#### [STATED TASK]
Give the number of lines in the data that contain "paid", and nothing more.

#### [RECORD EXTRACTS]
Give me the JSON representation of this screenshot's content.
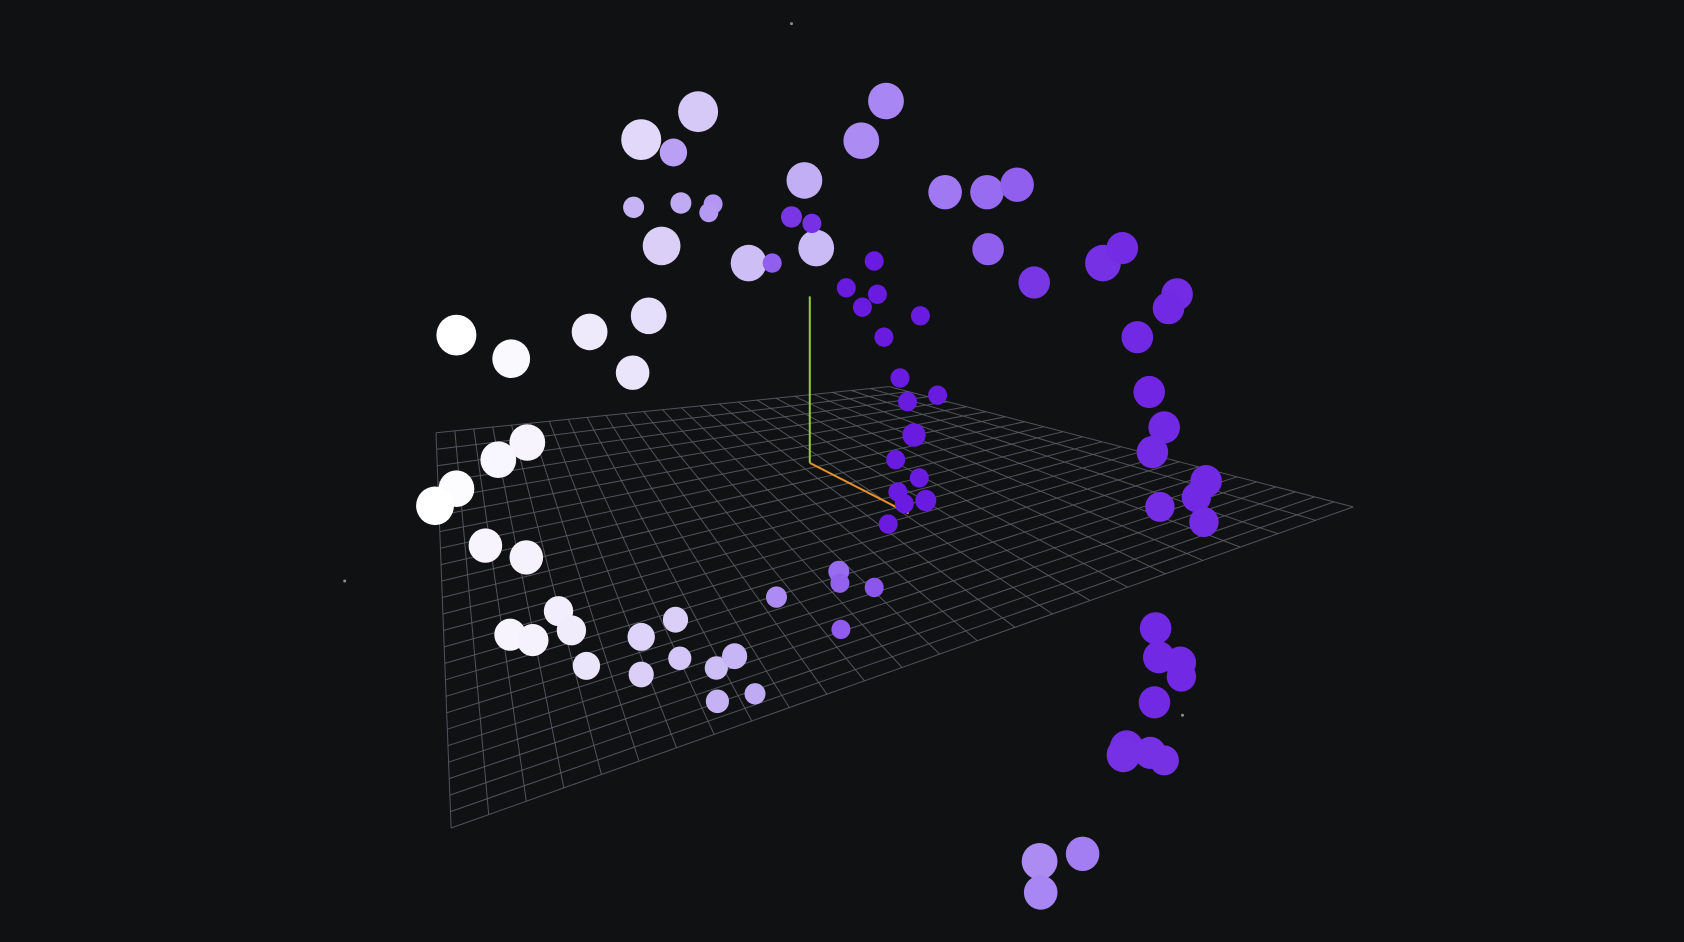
{
  "scene": {
    "background_color": "#101112",
    "grid_color": "#5b6068",
    "axis_colors": {
      "x": "#e8902a",
      "y": "#9acd32"
    },
    "point_color_gradient": [
      "#ffffff",
      "#c8b7f5",
      "#9d75f2",
      "#6a1be0"
    ],
    "point_count": 112,
    "has_grid_floor": true,
    "has_axes_helper": true
  }
}
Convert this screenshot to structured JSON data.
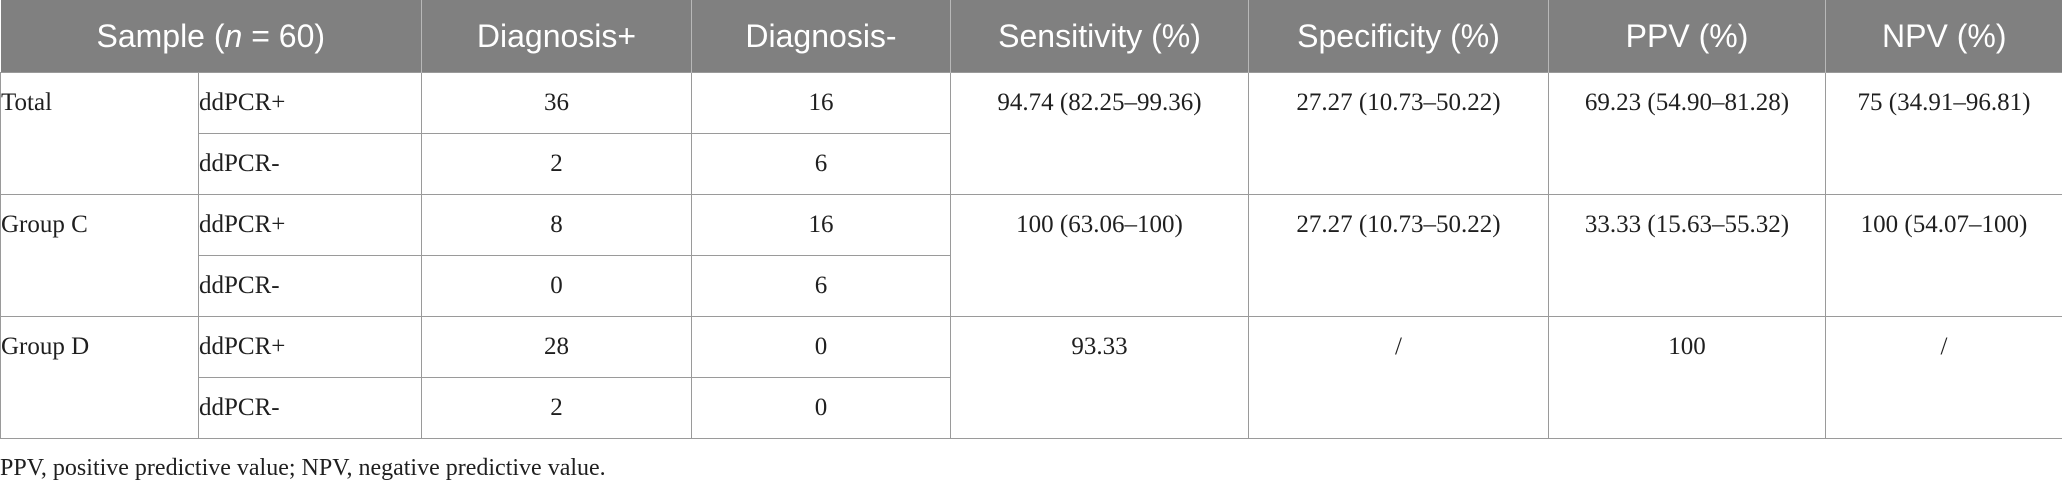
{
  "header": {
    "sample_prefix": "Sample (",
    "sample_n": "n",
    "sample_suffix": " = 60)",
    "diag_pos": "Diagnosis+",
    "diag_neg": "Diagnosis-",
    "sensitivity": "Sensitivity (%)",
    "specificity": "Specificity (%)",
    "ppv": "PPV (%)",
    "npv": "NPV (%)"
  },
  "groups": [
    {
      "name": "Total",
      "row_pos": {
        "label": "ddPCR+",
        "diag_pos": "36",
        "diag_neg": "16"
      },
      "row_neg": {
        "label": "ddPCR-",
        "diag_pos": "2",
        "diag_neg": "6"
      },
      "sensitivity": "94.74 (82.25–99.36)",
      "specificity": "27.27 (10.73–50.22)",
      "ppv": "69.23 (54.90–81.28)",
      "npv": "75 (34.91–96.81)"
    },
    {
      "name": "Group C",
      "row_pos": {
        "label": "ddPCR+",
        "diag_pos": "8",
        "diag_neg": "16"
      },
      "row_neg": {
        "label": "ddPCR-",
        "diag_pos": "0",
        "diag_neg": "6"
      },
      "sensitivity": "100 (63.06–100)",
      "specificity": "27.27 (10.73–50.22)",
      "ppv": "33.33 (15.63–55.32)",
      "npv": "100 (54.07–100)"
    },
    {
      "name": "Group D",
      "row_pos": {
        "label": "ddPCR+",
        "diag_pos": "28",
        "diag_neg": "0"
      },
      "row_neg": {
        "label": "ddPCR-",
        "diag_pos": "2",
        "diag_neg": "0"
      },
      "sensitivity": "93.33",
      "specificity": "/",
      "ppv": "100",
      "npv": "/"
    }
  ],
  "footnote": "PPV, positive predictive value; NPV, negative predictive value."
}
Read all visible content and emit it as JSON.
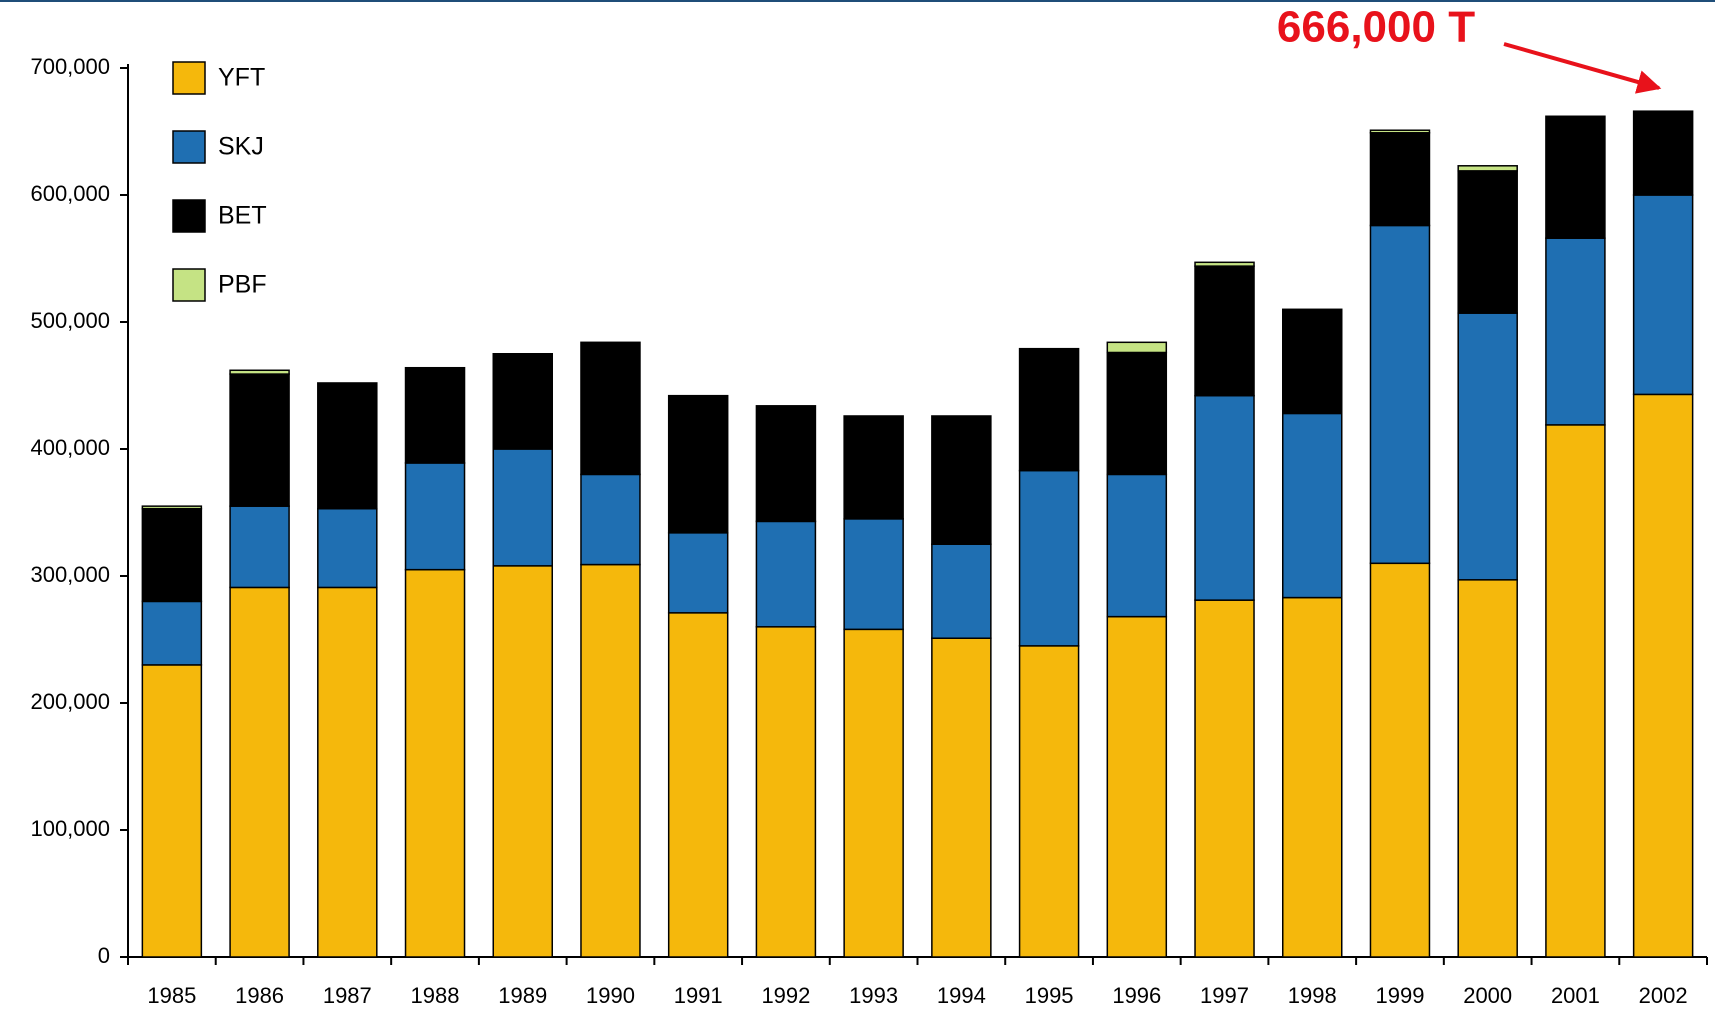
{
  "chart_data": {
    "type": "stacked_bar",
    "annotation": "666,000 T",
    "categories": [
      "1985",
      "1986",
      "1987",
      "1988",
      "1989",
      "1990",
      "1991",
      "1992",
      "1993",
      "1994",
      "1995",
      "1996",
      "1997",
      "1998",
      "1999",
      "2000",
      "2001",
      "2002"
    ],
    "series": [
      {
        "name": "YFT",
        "color": "#f5b80c",
        "values": [
          230000,
          291000,
          291000,
          305000,
          308000,
          309000,
          271000,
          260000,
          258000,
          251000,
          245000,
          268000,
          281000,
          283000,
          310000,
          297000,
          419000,
          443000
        ]
      },
      {
        "name": "SKJ",
        "color": "#1f6fb2",
        "values": [
          50000,
          64000,
          62000,
          84000,
          92000,
          71000,
          63000,
          83000,
          87000,
          74000,
          138000,
          112000,
          161000,
          145000,
          266000,
          210000,
          147000,
          157000
        ]
      },
      {
        "name": "BET",
        "color": "#000000",
        "values": [
          73000,
          104000,
          99000,
          75000,
          75000,
          104000,
          108000,
          91000,
          81000,
          101000,
          96000,
          96000,
          102000,
          82000,
          73000,
          112000,
          96000,
          66000
        ]
      },
      {
        "name": "PBF",
        "color": "#c5e384",
        "values": [
          2000,
          3000,
          0,
          0,
          0,
          0,
          0,
          0,
          0,
          0,
          0,
          8000,
          3000,
          0,
          2000,
          4000,
          0,
          0
        ]
      }
    ],
    "ylim": [
      0,
      700000
    ],
    "yticks": [
      0,
      {
        "value": 100000,
        "label": "100,000"
      },
      {
        "value": 200000,
        "label": "200,000"
      },
      {
        "value": 300000,
        "label": "300,000"
      },
      {
        "value": 400000,
        "label": "400,000"
      },
      {
        "value": 500000,
        "label": "500,000"
      },
      {
        "value": 600000,
        "label": "600,000"
      },
      {
        "value": 700000,
        "label": "700,000"
      }
    ],
    "legend": "top-left"
  }
}
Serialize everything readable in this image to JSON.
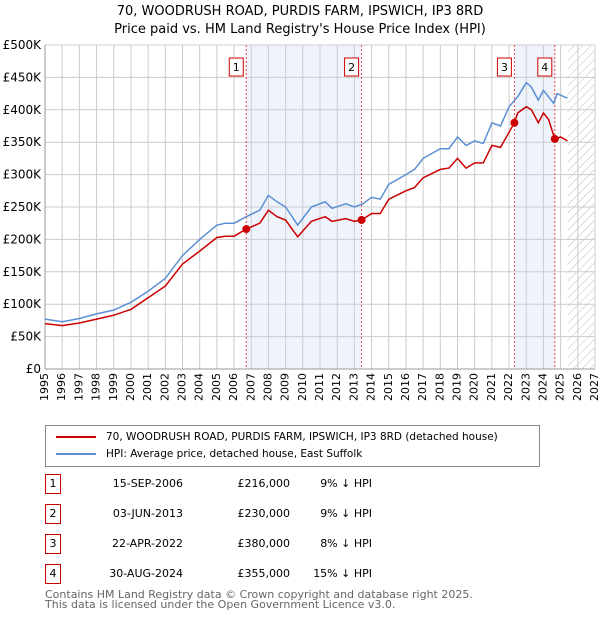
{
  "title_line1": "70, WOODRUSH ROAD, PURDIS FARM, IPSWICH, IP3 8RD",
  "title_line2": "Price paid vs. HM Land Registry's House Price Index (HPI)",
  "chart_data": {
    "type": "line",
    "title": "70, WOODRUSH ROAD, PURDIS FARM, IPSWICH, IP3 8RD — Price paid vs. HM Land Registry's House Price Index (HPI)",
    "xlim": [
      1995,
      2027
    ],
    "ylim": [
      0,
      500000
    ],
    "x_ticks": [
      "1995",
      "1996",
      "1997",
      "1998",
      "1999",
      "2000",
      "2001",
      "2002",
      "2003",
      "2004",
      "2005",
      "2006",
      "2007",
      "2008",
      "2009",
      "2010",
      "2011",
      "2012",
      "2013",
      "2014",
      "2015",
      "2016",
      "2017",
      "2018",
      "2019",
      "2020",
      "2021",
      "2022",
      "2023",
      "2024",
      "2025",
      "2026",
      "2027"
    ],
    "y_ticks": [
      {
        "v": 0,
        "label": "£0"
      },
      {
        "v": 50000,
        "label": "£50K"
      },
      {
        "v": 100000,
        "label": "£100K"
      },
      {
        "v": 150000,
        "label": "£150K"
      },
      {
        "v": 200000,
        "label": "£200K"
      },
      {
        "v": 250000,
        "label": "£250K"
      },
      {
        "v": 300000,
        "label": "£300K"
      },
      {
        "v": 350000,
        "label": "£350K"
      },
      {
        "v": 400000,
        "label": "£400K"
      },
      {
        "v": 450000,
        "label": "£450K"
      },
      {
        "v": 500000,
        "label": "£500K"
      }
    ],
    "shaded_ranges": [
      [
        2006.71,
        2013.42
      ],
      [
        2022.31,
        2024.66
      ]
    ],
    "forecast_hatch_from": 2025.4,
    "series": [
      {
        "name": "70, WOODRUSH ROAD, PURDIS FARM, IPSWICH, IP3 8RD (detached house)",
        "color": "#cc0000",
        "x": [
          1995,
          1996,
          1997,
          1998,
          1999,
          2000,
          2001,
          2002,
          2003,
          2004,
          2005,
          2005.5,
          2006,
          2006.71,
          2007.5,
          2008,
          2008.5,
          2009,
          2009.7,
          2010.5,
          2011.3,
          2011.7,
          2012.5,
          2013,
          2013.42,
          2014,
          2014.5,
          2015,
          2016,
          2016.5,
          2017,
          2018,
          2018.5,
          2019,
          2019.5,
          2020,
          2020.5,
          2021,
          2021.5,
          2022.31,
          2022.5,
          2023,
          2023.3,
          2023.7,
          2024,
          2024.3,
          2024.66,
          2025,
          2025.4
        ],
        "values": [
          70000,
          67000,
          71000,
          77000,
          83000,
          92000,
          110000,
          128000,
          162000,
          182000,
          203000,
          205000,
          205000,
          216000,
          225000,
          245000,
          235000,
          230000,
          204000,
          228000,
          235000,
          228000,
          232000,
          228000,
          230000,
          240000,
          240000,
          262000,
          275000,
          280000,
          295000,
          308000,
          310000,
          325000,
          310000,
          318000,
          318000,
          345000,
          342000,
          380000,
          395000,
          405000,
          400000,
          380000,
          395000,
          385000,
          355000,
          358000,
          352000
        ]
      },
      {
        "name": "HPI: Average price, detached house, East Suffolk",
        "color": "#5b8fd4",
        "x": [
          1995,
          1996,
          1997,
          1998,
          1999,
          2000,
          2001,
          2002,
          2003,
          2004,
          2005,
          2005.5,
          2006,
          2006.71,
          2007.5,
          2008,
          2008.5,
          2009,
          2009.7,
          2010.5,
          2011.3,
          2011.7,
          2012.5,
          2013,
          2013.5,
          2014,
          2014.5,
          2015,
          2016,
          2016.5,
          2017,
          2018,
          2018.5,
          2019,
          2019.5,
          2020,
          2020.5,
          2021,
          2021.5,
          2022,
          2022.5,
          2023,
          2023.3,
          2023.7,
          2024,
          2024.3,
          2024.6,
          2024.8,
          2025.2,
          2025.4
        ],
        "values": [
          77000,
          73000,
          78000,
          85000,
          91000,
          103000,
          120000,
          140000,
          175000,
          200000,
          222000,
          225000,
          225000,
          235000,
          245000,
          268000,
          258000,
          250000,
          222000,
          250000,
          258000,
          248000,
          255000,
          250000,
          255000,
          265000,
          262000,
          285000,
          300000,
          308000,
          325000,
          340000,
          340000,
          358000,
          345000,
          352000,
          348000,
          380000,
          375000,
          405000,
          420000,
          442000,
          435000,
          415000,
          430000,
          420000,
          410000,
          425000,
          420000,
          418000
        ]
      }
    ],
    "sales": [
      {
        "n": "1",
        "x": 2006.71,
        "value": 216000
      },
      {
        "n": "2",
        "x": 2013.42,
        "value": 230000
      },
      {
        "n": "3",
        "x": 2022.31,
        "value": 380000
      },
      {
        "n": "4",
        "x": 2024.66,
        "value": 355000
      }
    ]
  },
  "legend": {
    "property": "70, WOODRUSH ROAD, PURDIS FARM, IPSWICH, IP3 8RD (detached house)",
    "hpi": "HPI: Average price, detached house, East Suffolk"
  },
  "transactions": [
    {
      "n": "1",
      "date": "15-SEP-2006",
      "price": "£216,000",
      "hpi": "9% ↓ HPI"
    },
    {
      "n": "2",
      "date": "03-JUN-2013",
      "price": "£230,000",
      "hpi": "9% ↓ HPI"
    },
    {
      "n": "3",
      "date": "22-APR-2022",
      "price": "£380,000",
      "hpi": "8% ↓ HPI"
    },
    {
      "n": "4",
      "date": "30-AUG-2024",
      "price": "£355,000",
      "hpi": "15% ↓ HPI"
    }
  ],
  "footer_line1": "Contains HM Land Registry data © Crown copyright and database right 2025.",
  "footer_line2": "This data is licensed under the Open Government Licence v3.0."
}
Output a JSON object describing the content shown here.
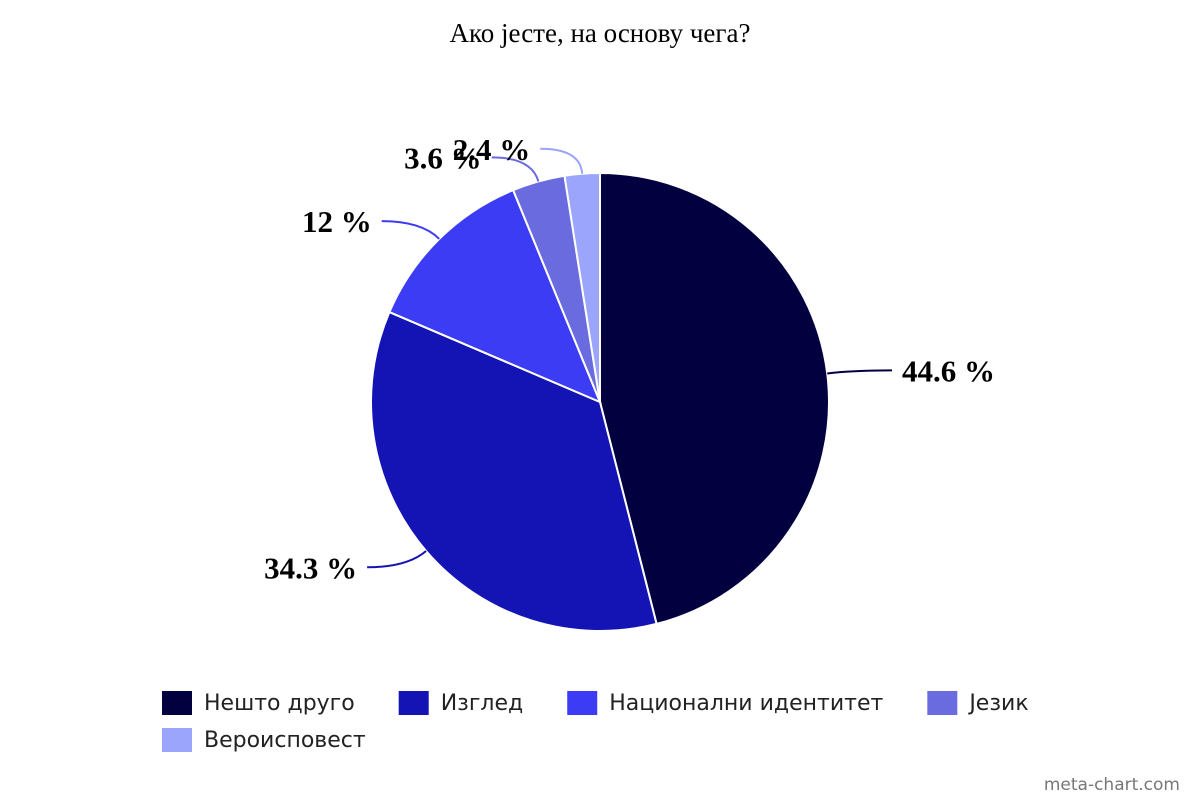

#### [TASK ANSWER]
2